◆ DO THIS ◆
Repeat every line of the items below word for word, leaving out the pictures.

(Rows from a layout dataset)
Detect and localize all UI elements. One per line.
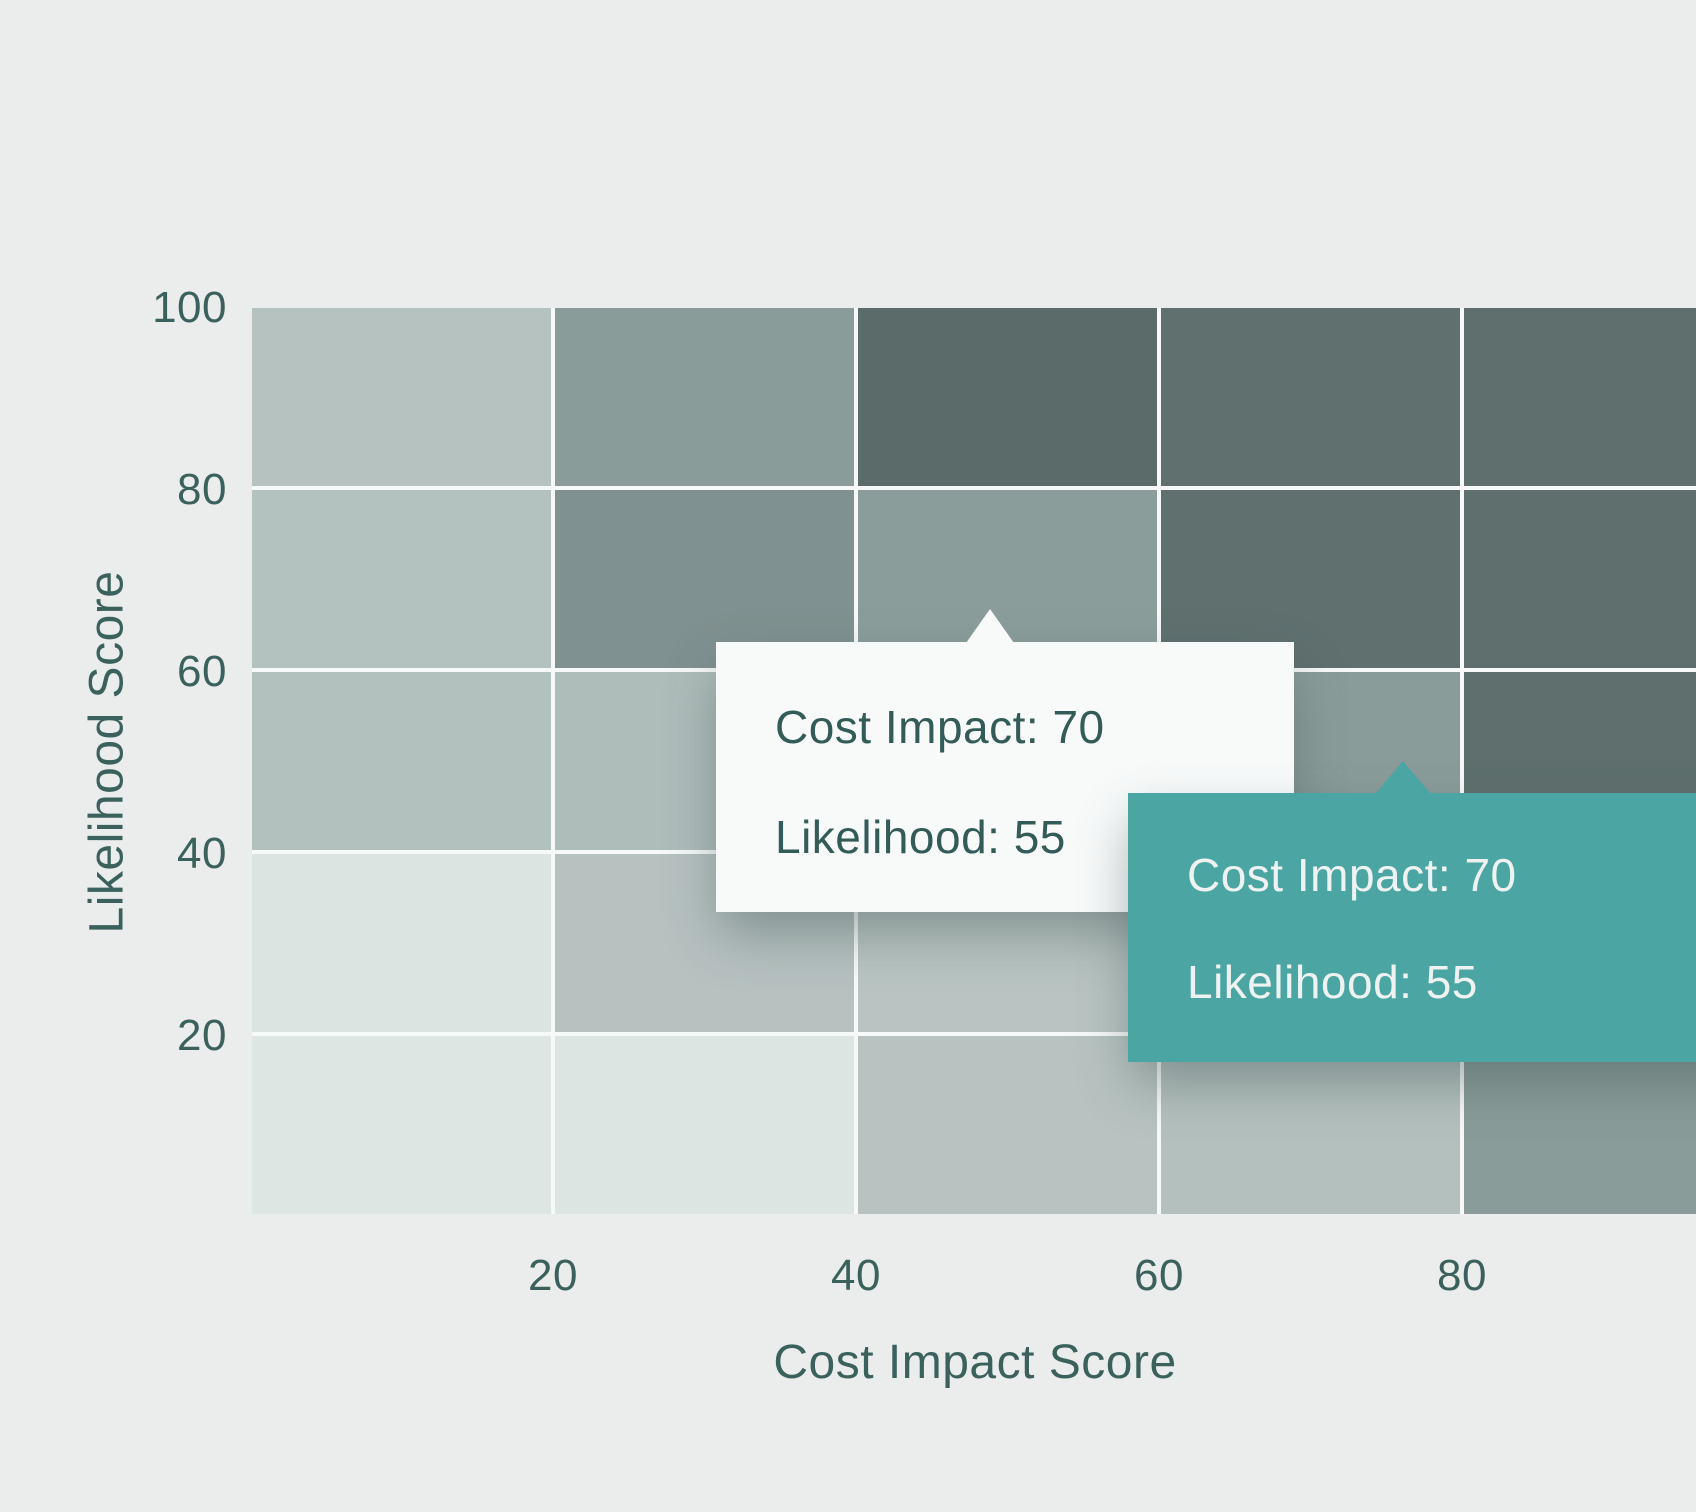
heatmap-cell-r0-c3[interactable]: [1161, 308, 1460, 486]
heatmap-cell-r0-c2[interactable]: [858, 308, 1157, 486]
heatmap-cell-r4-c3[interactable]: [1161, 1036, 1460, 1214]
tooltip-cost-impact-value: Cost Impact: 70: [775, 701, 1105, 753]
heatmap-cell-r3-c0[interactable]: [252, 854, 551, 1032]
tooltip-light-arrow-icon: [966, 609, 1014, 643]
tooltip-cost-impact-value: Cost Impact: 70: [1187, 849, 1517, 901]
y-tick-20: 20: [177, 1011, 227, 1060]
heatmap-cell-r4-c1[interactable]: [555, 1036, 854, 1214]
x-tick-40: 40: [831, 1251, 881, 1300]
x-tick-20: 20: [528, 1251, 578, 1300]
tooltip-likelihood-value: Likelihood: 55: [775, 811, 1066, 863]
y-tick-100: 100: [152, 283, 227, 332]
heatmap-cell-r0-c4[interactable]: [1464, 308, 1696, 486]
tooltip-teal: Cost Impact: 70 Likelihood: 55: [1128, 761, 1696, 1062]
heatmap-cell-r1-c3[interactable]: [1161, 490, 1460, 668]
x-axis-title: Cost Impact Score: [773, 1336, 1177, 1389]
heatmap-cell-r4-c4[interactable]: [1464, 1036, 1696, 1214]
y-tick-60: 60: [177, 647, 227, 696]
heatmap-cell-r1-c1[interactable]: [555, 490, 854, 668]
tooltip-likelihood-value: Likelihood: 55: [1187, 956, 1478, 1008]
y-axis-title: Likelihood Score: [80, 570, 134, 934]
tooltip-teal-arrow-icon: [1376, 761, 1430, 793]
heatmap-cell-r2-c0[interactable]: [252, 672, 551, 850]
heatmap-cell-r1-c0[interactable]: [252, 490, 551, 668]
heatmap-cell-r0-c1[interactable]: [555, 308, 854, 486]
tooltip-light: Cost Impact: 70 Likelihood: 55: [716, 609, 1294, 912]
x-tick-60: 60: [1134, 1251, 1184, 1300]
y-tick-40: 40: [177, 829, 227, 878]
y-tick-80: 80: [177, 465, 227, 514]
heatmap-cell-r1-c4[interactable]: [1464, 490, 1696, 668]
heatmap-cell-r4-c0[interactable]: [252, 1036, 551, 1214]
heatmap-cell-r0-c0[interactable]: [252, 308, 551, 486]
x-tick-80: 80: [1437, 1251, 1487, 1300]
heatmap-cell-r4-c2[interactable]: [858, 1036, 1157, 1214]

◆ THE SOLUTION ◆
Detect and localize all UI elements. One per line.
heatmap-cell-r0-c3[interactable]: [1161, 308, 1460, 486]
heatmap-cell-r0-c2[interactable]: [858, 308, 1157, 486]
heatmap-cell-r4-c3[interactable]: [1161, 1036, 1460, 1214]
tooltip-cost-impact-value: Cost Impact: 70: [775, 701, 1105, 753]
heatmap-cell-r3-c0[interactable]: [252, 854, 551, 1032]
tooltip-light-arrow-icon: [966, 609, 1014, 643]
tooltip-cost-impact-value: Cost Impact: 70: [1187, 849, 1517, 901]
y-tick-20: 20: [177, 1011, 227, 1060]
heatmap-cell-r4-c1[interactable]: [555, 1036, 854, 1214]
x-tick-40: 40: [831, 1251, 881, 1300]
x-tick-20: 20: [528, 1251, 578, 1300]
tooltip-likelihood-value: Likelihood: 55: [775, 811, 1066, 863]
y-tick-100: 100: [152, 283, 227, 332]
heatmap-cell-r0-c4[interactable]: [1464, 308, 1696, 486]
tooltip-teal: Cost Impact: 70 Likelihood: 55: [1128, 761, 1696, 1062]
heatmap-cell-r1-c3[interactable]: [1161, 490, 1460, 668]
x-axis-title: Cost Impact Score: [773, 1336, 1177, 1389]
heatmap-cell-r4-c4[interactable]: [1464, 1036, 1696, 1214]
y-tick-60: 60: [177, 647, 227, 696]
heatmap-cell-r1-c1[interactable]: [555, 490, 854, 668]
tooltip-likelihood-value: Likelihood: 55: [1187, 956, 1478, 1008]
y-axis-title: Likelihood Score: [80, 570, 134, 934]
tooltip-teal-arrow-icon: [1376, 761, 1430, 793]
heatmap-cell-r2-c0[interactable]: [252, 672, 551, 850]
heatmap-cell-r1-c0[interactable]: [252, 490, 551, 668]
heatmap-cell-r0-c1[interactable]: [555, 308, 854, 486]
tooltip-light: Cost Impact: 70 Likelihood: 55: [716, 609, 1294, 912]
x-tick-60: 60: [1134, 1251, 1184, 1300]
y-tick-40: 40: [177, 829, 227, 878]
y-tick-80: 80: [177, 465, 227, 514]
heatmap-cell-r1-c4[interactable]: [1464, 490, 1696, 668]
heatmap-cell-r4-c0[interactable]: [252, 1036, 551, 1214]
heatmap-cell-r0-c0[interactable]: [252, 308, 551, 486]
x-tick-80: 80: [1437, 1251, 1487, 1300]
heatmap-cell-r4-c2[interactable]: [858, 1036, 1157, 1214]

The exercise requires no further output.